**WRITTEN PROBLEM:** Using the entries that follow, state how many lines contain the word "data". The response is that number and nothing more.

**RECORD LIST:**
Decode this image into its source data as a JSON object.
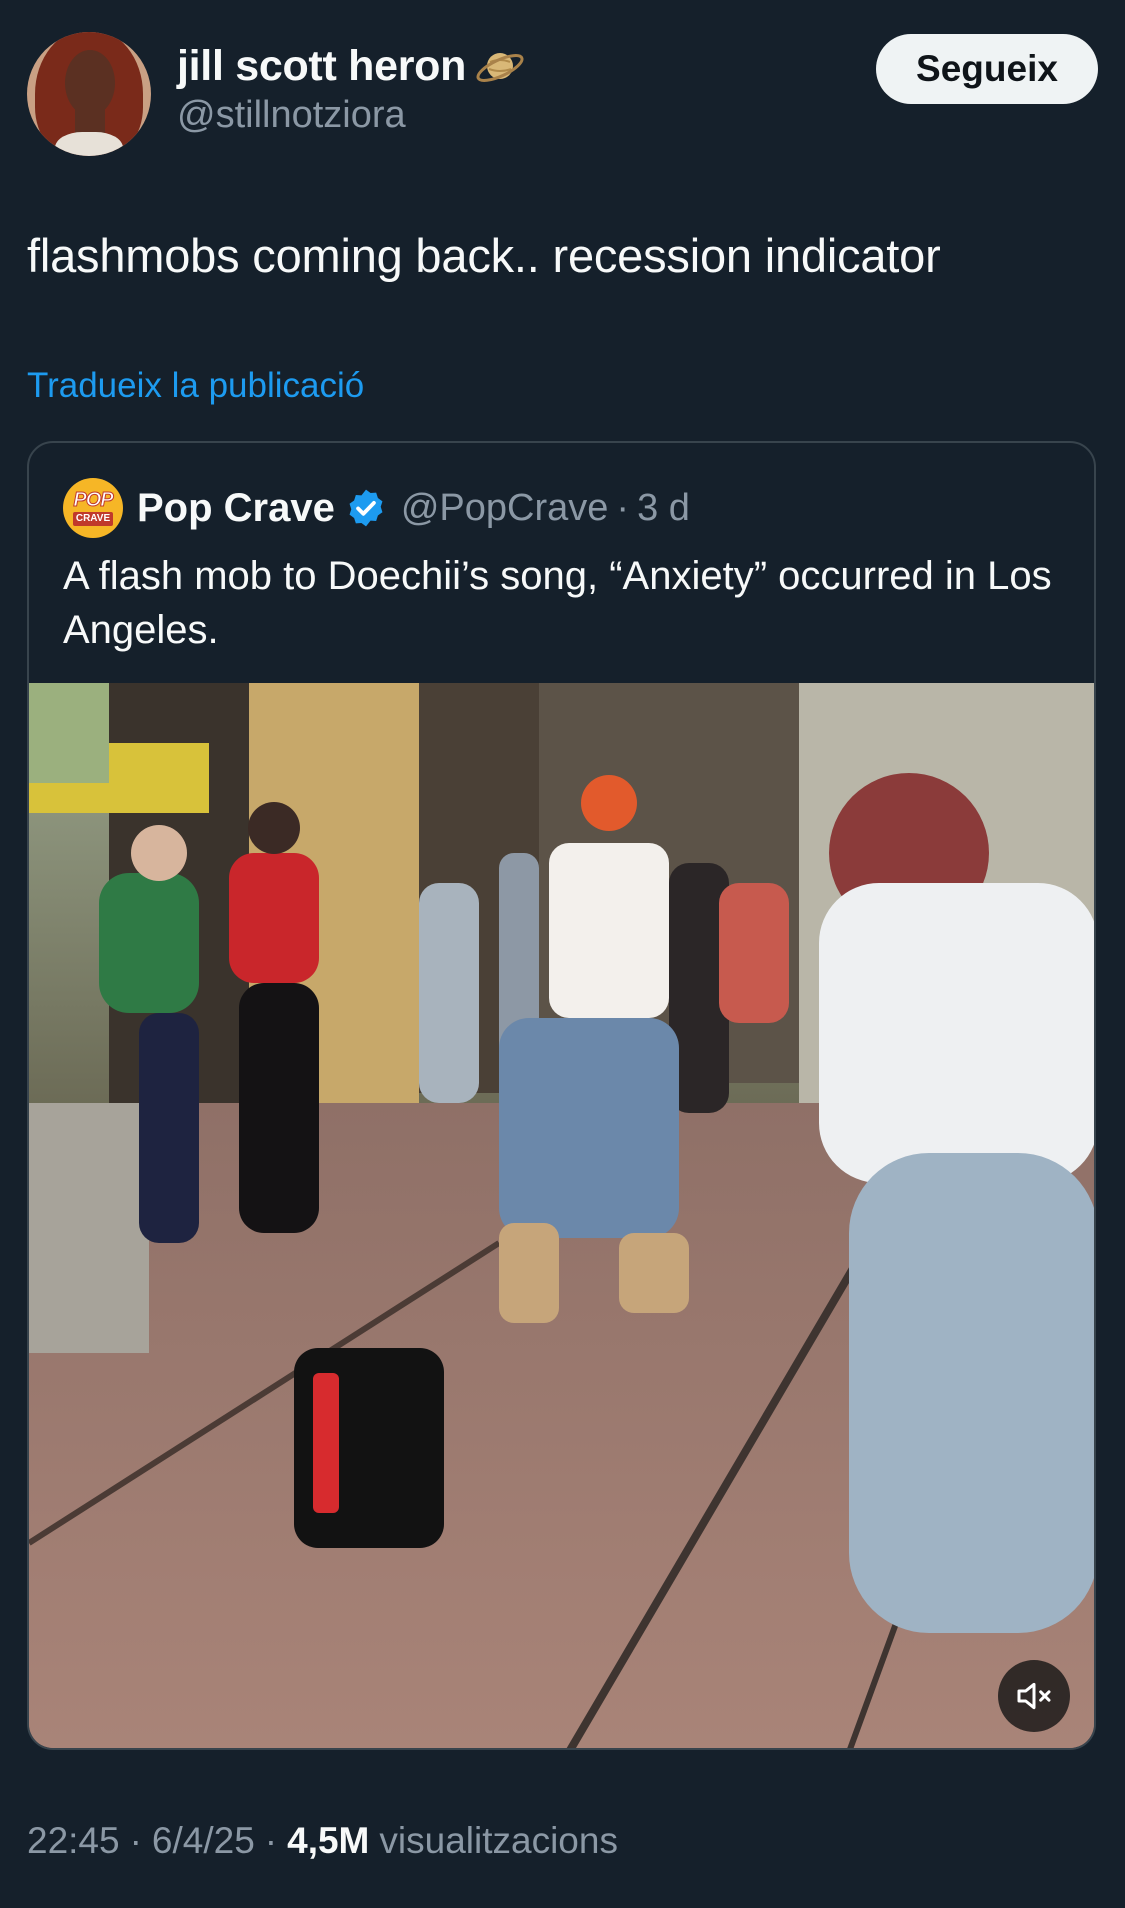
{
  "author": {
    "display_name": "jill scott heron",
    "handle": "@stillnotziora",
    "badge_icon": "ringed-planet-icon"
  },
  "follow_button_label": "Segueix",
  "tweet_text": "flashmobs coming back.. recession indicator",
  "translate_label": "Tradueix la publicació",
  "quoted": {
    "avatar_label_top": "POP",
    "avatar_label_bottom": "CRAVE",
    "display_name": "Pop Crave",
    "verified": true,
    "handle": "@PopCrave",
    "separator": "·",
    "time": "3 d",
    "text": "A flash mob to Doechii’s song, “Anxiety” occurred in Los Angeles.",
    "media": {
      "type": "video",
      "description_icon": "video-flash-mob",
      "muted": true,
      "mute_icon": "speaker-muted-icon"
    }
  },
  "meta": {
    "time": "22:45",
    "separator": "·",
    "date": "6/4/25",
    "views_count": "4,5M",
    "views_label": "visualitzacions"
  },
  "colors": {
    "background": "#15202b",
    "primary_text": "#f7f9f9",
    "secondary_text": "#8b98a5",
    "link": "#1d9bf0",
    "border": "#38444d",
    "verified": "#1d9bf0"
  }
}
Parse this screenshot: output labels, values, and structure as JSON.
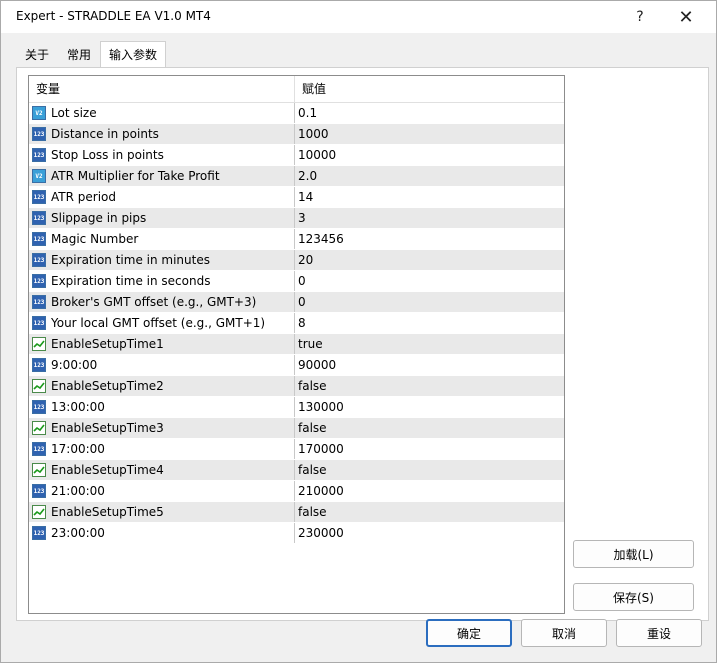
{
  "window": {
    "title": "Expert - STRADDLE EA V1.0 MT4",
    "help_glyph": "?",
    "close_glyph": "✕"
  },
  "tabs": [
    {
      "label": "关于"
    },
    {
      "label": "常用"
    },
    {
      "label": "输入参数",
      "active": true
    }
  ],
  "grid": {
    "header_var": "变量",
    "header_val": "赋值",
    "rows": [
      {
        "icon": "double-type-icon",
        "icon_text": "V2",
        "name": "Lot size",
        "value": "0.1"
      },
      {
        "icon": "int-type-icon",
        "icon_text": "123",
        "name": "Distance in points",
        "value": "1000"
      },
      {
        "icon": "int-type-icon",
        "icon_text": "123",
        "name": "Stop Loss in points",
        "value": "10000"
      },
      {
        "icon": "double-type-icon",
        "icon_text": "V2",
        "name": "ATR Multiplier for Take Profit",
        "value": "2.0"
      },
      {
        "icon": "int-type-icon",
        "icon_text": "123",
        "name": "ATR period",
        "value": "14"
      },
      {
        "icon": "int-type-icon",
        "icon_text": "123",
        "name": "Slippage in pips",
        "value": "3"
      },
      {
        "icon": "int-type-icon",
        "icon_text": "123",
        "name": "Magic Number",
        "value": "123456"
      },
      {
        "icon": "int-type-icon",
        "icon_text": "123",
        "name": "Expiration time in minutes",
        "value": "20"
      },
      {
        "icon": "int-type-icon",
        "icon_text": "123",
        "name": "Expiration time in seconds",
        "value": "0"
      },
      {
        "icon": "int-type-icon",
        "icon_text": "123",
        "name": "Broker's GMT offset (e.g., GMT+3)",
        "value": "0"
      },
      {
        "icon": "int-type-icon",
        "icon_text": "123",
        "name": "Your local GMT offset (e.g., GMT+1)",
        "value": "8"
      },
      {
        "icon": "bool-type-icon",
        "icon_text": "",
        "name": "EnableSetupTime1",
        "value": "true"
      },
      {
        "icon": "int-type-icon",
        "icon_text": "123",
        "name": "9:00:00",
        "value": "90000"
      },
      {
        "icon": "bool-type-icon",
        "icon_text": "",
        "name": "EnableSetupTime2",
        "value": "false"
      },
      {
        "icon": "int-type-icon",
        "icon_text": "123",
        "name": "13:00:00",
        "value": "130000"
      },
      {
        "icon": "bool-type-icon",
        "icon_text": "",
        "name": "EnableSetupTime3",
        "value": "false"
      },
      {
        "icon": "int-type-icon",
        "icon_text": "123",
        "name": "17:00:00",
        "value": "170000"
      },
      {
        "icon": "bool-type-icon",
        "icon_text": "",
        "name": "EnableSetupTime4",
        "value": "false"
      },
      {
        "icon": "int-type-icon",
        "icon_text": "123",
        "name": "21:00:00",
        "value": "210000"
      },
      {
        "icon": "bool-type-icon",
        "icon_text": "",
        "name": "EnableSetupTime5",
        "value": "false"
      },
      {
        "icon": "int-type-icon",
        "icon_text": "123",
        "name": "23:00:00",
        "value": "230000"
      }
    ]
  },
  "buttons": {
    "load": "加载(L)",
    "save": "保存(S)",
    "ok": "确定",
    "cancel": "取消",
    "reset": "重设"
  }
}
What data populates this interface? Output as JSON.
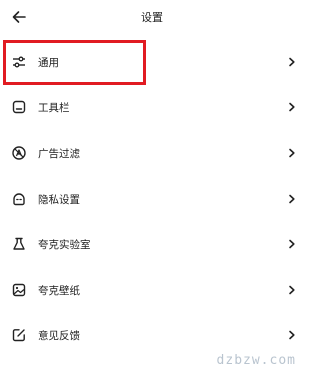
{
  "header": {
    "title": "设置",
    "back_icon": "arrow-left-icon"
  },
  "settings": [
    {
      "label": "通用",
      "icon": "sliders-icon",
      "highlighted": true
    },
    {
      "label": "工具栏",
      "icon": "toolbar-icon"
    },
    {
      "label": "广告过滤",
      "icon": "ad-block-icon"
    },
    {
      "label": "隐私设置",
      "icon": "privacy-face-icon"
    },
    {
      "label": "夸克实验室",
      "icon": "flask-icon"
    },
    {
      "label": "夸克壁纸",
      "icon": "image-icon"
    },
    {
      "label": "意见反馈",
      "icon": "edit-feedback-icon"
    }
  ],
  "chevron_icon": "chevron-right-icon",
  "watermark": "dzbzw.com",
  "colors": {
    "highlight": "#e11b22",
    "text": "#222222",
    "watermark": "#b9c4cf"
  }
}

**ANSWER TO THIS TASK:** 2